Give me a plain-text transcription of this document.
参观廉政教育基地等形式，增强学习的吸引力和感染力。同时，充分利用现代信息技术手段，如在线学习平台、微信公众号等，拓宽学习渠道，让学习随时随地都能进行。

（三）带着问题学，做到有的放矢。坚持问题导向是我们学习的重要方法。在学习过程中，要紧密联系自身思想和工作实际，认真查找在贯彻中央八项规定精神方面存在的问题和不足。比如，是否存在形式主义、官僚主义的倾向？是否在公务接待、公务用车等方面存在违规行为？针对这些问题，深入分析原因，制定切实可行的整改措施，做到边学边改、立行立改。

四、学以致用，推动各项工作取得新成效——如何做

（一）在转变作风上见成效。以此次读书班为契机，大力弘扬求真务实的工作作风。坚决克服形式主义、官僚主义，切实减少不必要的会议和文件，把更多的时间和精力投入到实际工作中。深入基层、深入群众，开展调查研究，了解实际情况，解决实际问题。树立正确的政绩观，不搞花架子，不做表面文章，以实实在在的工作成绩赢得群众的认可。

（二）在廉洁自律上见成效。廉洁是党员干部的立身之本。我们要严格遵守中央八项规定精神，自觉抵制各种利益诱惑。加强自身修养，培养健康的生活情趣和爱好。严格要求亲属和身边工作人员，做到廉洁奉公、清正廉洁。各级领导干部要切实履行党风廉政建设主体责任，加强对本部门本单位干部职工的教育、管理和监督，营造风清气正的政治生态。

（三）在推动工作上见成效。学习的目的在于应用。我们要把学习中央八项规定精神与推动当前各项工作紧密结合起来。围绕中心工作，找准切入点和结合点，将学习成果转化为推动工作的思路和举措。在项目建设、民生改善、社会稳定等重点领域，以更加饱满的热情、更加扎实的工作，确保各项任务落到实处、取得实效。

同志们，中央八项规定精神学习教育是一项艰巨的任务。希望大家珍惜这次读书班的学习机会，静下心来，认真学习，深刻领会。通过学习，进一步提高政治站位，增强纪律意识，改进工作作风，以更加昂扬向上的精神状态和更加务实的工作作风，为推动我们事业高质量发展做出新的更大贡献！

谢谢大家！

####

§ SHORT PROBLEM: Reproduce the listing in full. Keep it exactly as written.

§ ANSWER TO THIS TASK:
Give me a plain-text transcription of this document.
参观廉政教育基地等形式，增强学习的吸引力和感染力。同时，充分利用现代信息技术手段，如在线学习平台、微信公众号等，拓宽学习渠道，让学习随时随地都能进行。

（三）带着问题学，做到有的放矢。坚持问题导向是我们学习的重要方法。在学习过程中，要紧密联系自身思想和工作实际，认真查找在贯彻中央八项规定精神方面存在的问题和不足。比如，是否存在形式主义、官僚主义的倾向？是否在公务接待、公务用车等方面存在违规行为？针对这些问题，深入分析原因，制定切实可行的整改措施，做到边学边改、立行立改。

四、学以致用，推动各项工作取得新成效——如何做

（一）在转变作风上见成效。以此次读书班为契机，大力弘扬求真务实的工作作风。坚决克服形式主义、官僚主义，切实减少不必要的会议和文件，把更多的时间和精力投入到实际工作中。深入基层、深入群众，开展调查研究，了解实际情况，解决实际问题。树立正确的政绩观，不搞花架子，不做表面文章，以实实在在的工作成绩赢得群众的认可。

（二）在廉洁自律上见成效。廉洁是党员干部的立身之本。我们要严格遵守中央八项规定精神，自觉抵制各种利益诱惑。加强自身修养，培养健康的生活情趣和爱好。严格要求亲属和身边工作人员，做到廉洁奉公、清正廉洁。各级领导干部要切实履行党风廉政建设主体责任，加强对本部门本单位干部职工的教育、管理和监督，营造风清气正的政治生态。

（三）在推动工作上见成效。学习的目的在于应用。我们要把学习中央八项规定精神与推动当前各项工作紧密结合起来。围绕中心工作，找准切入点和结合点，将学习成果转化为推动工作的思路和举措。在项目建设、民生改善、社会稳定等重点领域，以更加饱满的热情、更加扎实的工作，确保各项任务落到实处、取得实效。

同志们，中央八项规定精神学习教育是一项艰巨的任务。希望大家珍惜这次读书班的学习机会，静下心来，认真学习，深刻领会。通过学习，进一步提高政治站位，增强纪律意识，改进工作作风，以更加昂扬向上的精神状态和更加务实的工作作风，为推动我们事业高质量发展做出新的更大贡献！

谢谢大家！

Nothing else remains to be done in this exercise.